§ WORK INSTRUCTIONS:
In the records below, find each line containing the word "sharing" and copy it.

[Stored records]
....................
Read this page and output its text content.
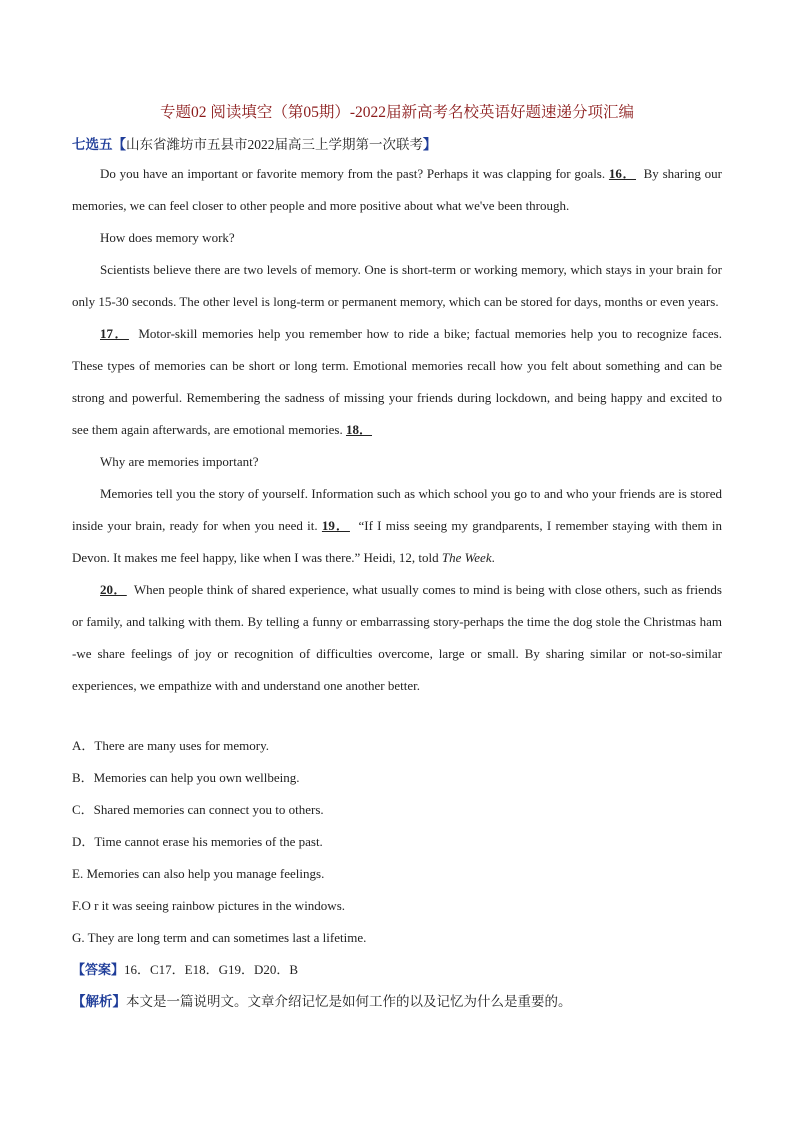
专题02 阅读填空（第05期）-2022届新高考名校英语好题速递分项汇编
七选五【山东省潍坊市五县市2022届高三上学期第一次联考】

Do you have an important or favorite memory from the past? Perhaps it was clapping for goals. 16． By sharing our memories, we can feel closer to other people and more positive about what we've been through.

How does memory work?

Scientists believe there are two levels of memory. One is short-term or working memory, which stays in your brain for only 15-30 seconds. The other level is long-term or permanent memory, which can be stored for days, months or even years.

17． Motor-skill memories help you remember how to ride a bike; factual memories help you to recognize faces. These types of memories can be short or long term. Emotional memories recall how you felt about something and can be strong and powerful. Remembering the sadness of missing your friends during lockdown, and being happy and excited to see them again afterwards, are emotional memories. 18．

Why are memories important?

Memories tell you the story of yourself. Information such as which school you go to and who your friends are is stored inside your brain, ready for when you need it. 19． “If I miss seeing my grandparents, I remember staying with them in Devon. It makes me feel happy, like when I was there.” Heidi, 12, told The Week.

20． When people think of shared experience, what usually comes to mind is being with close others, such as friends or family, and talking with them. By telling a funny or embarrassing story-perhaps the time the dog stole the Christmas ham -we share feelings of joy or recognition of difficulties overcome, large or small. By sharing similar or not-so-similar experiences, we empathize with and understand one another better.

A．There are many uses for memory.
B．Memories can help you own wellbeing.
C．Shared memories can connect you to others.
D．Time cannot erase his memories of the past.
E. Memories can also help you manage feelings.
F.O r it was seeing rainbow pictures in the windows.
G. They are long term and can sometimes last a lifetime.
【答案】16．C17．E18．G19．D20．B
【解析】本文是一篇说明文。文章介绍记忆是如何工作的以及记忆为什么是重要的。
....................
§ ANSWER TO THIS TASK:
Do you have an important or favorite memory from the past? Perhaps it was clapping for goals. 16． By sharing our memories, we can feel closer to other people and more positive about what we've been through.
20． When people think of shared experience, what usually comes to mind is being with close others, such as friends or family, and talking with them. By telling a funny or embarrassing story-perhaps the time the dog stole the Christmas ham -we share feelings of joy or recognition of difficulties overcome, large or small. By sharing similar or not-so-similar experiences, we empathize with and understand one another better.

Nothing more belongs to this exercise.